=== Working data ===

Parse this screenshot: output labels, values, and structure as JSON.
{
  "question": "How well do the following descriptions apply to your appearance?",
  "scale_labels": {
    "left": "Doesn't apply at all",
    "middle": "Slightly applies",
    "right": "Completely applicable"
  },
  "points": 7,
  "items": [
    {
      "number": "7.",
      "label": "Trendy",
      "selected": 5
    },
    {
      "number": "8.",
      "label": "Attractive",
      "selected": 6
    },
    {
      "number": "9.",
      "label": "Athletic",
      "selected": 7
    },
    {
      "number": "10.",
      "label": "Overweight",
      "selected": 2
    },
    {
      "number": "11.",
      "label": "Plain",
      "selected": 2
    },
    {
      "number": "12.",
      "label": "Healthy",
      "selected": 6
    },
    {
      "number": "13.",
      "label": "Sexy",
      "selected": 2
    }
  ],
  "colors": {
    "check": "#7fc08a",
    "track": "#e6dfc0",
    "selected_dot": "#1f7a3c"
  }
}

===

Problem to solve. Copy out each line of the data containing the string "number".

Result below.
      "number": "7.",
      "number": "8.",
      "number": "9.",
      "number": "10.",
      "number": "11.",
      "number": "12.",
      "number": "13.",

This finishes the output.